** Dataset records **
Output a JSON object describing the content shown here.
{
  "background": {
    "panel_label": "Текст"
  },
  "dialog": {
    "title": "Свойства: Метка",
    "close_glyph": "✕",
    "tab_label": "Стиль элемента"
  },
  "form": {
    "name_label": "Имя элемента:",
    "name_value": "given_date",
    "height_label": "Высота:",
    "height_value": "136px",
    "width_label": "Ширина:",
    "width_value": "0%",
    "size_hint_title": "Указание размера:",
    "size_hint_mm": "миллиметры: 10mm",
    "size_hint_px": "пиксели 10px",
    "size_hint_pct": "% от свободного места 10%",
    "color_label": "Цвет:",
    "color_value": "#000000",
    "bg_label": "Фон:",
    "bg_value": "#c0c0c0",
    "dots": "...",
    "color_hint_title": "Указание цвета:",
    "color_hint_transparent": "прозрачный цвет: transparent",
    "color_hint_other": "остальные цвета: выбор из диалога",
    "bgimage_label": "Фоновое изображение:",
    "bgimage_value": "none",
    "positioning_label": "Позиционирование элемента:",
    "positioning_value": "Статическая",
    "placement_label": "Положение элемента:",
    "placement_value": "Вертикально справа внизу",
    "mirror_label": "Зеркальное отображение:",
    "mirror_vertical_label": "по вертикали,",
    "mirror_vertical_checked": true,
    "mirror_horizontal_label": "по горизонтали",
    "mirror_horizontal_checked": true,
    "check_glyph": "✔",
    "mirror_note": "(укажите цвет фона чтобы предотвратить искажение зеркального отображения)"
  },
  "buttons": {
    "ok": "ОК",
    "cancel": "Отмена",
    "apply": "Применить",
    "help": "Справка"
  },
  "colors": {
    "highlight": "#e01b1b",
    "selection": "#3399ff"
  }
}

** Aim **
Extract each entry in full, exactly as given.

** Task result **
Output a JSON object describing the content shown here.
{
  "background": {
    "panel_label": "Текст"
  },
  "dialog": {
    "title": "Свойства: Метка",
    "close_glyph": "✕",
    "tab_label": "Стиль элемента"
  },
  "form": {
    "name_label": "Имя элемента:",
    "name_value": "given_date",
    "height_label": "Высота:",
    "height_value": "136px",
    "width_label": "Ширина:",
    "width_value": "0%",
    "size_hint_title": "Указание размера:",
    "size_hint_mm": "миллиметры: 10mm",
    "size_hint_px": "пиксели 10px",
    "size_hint_pct": "% от свободного места 10%",
    "color_label": "Цвет:",
    "color_value": "#000000",
    "bg_label": "Фон:",
    "bg_value": "#c0c0c0",
    "dots": "...",
    "color_hint_title": "Указание цвета:",
    "color_hint_transparent": "прозрачный цвет: transparent",
    "color_hint_other": "остальные цвета: выбор из диалога",
    "bgimage_label": "Фоновое изображение:",
    "bgimage_value": "none",
    "positioning_label": "Позиционирование элемента:",
    "positioning_value": "Статическая",
    "placement_label": "Положение элемента:",
    "placement_value": "Вертикально справа внизу",
    "mirror_label": "Зеркальное отображение:",
    "mirror_vertical_label": "по вертикали,",
    "mirror_vertical_checked": true,
    "mirror_horizontal_label": "по горизонтали",
    "mirror_horizontal_checked": true,
    "check_glyph": "✔",
    "mirror_note": "(укажите цвет фона чтобы предотвратить искажение зеркального отображения)"
  },
  "buttons": {
    "ok": "ОК",
    "cancel": "Отмена",
    "apply": "Применить",
    "help": "Справка"
  },
  "colors": {
    "highlight": "#e01b1b",
    "selection": "#3399ff"
  }
}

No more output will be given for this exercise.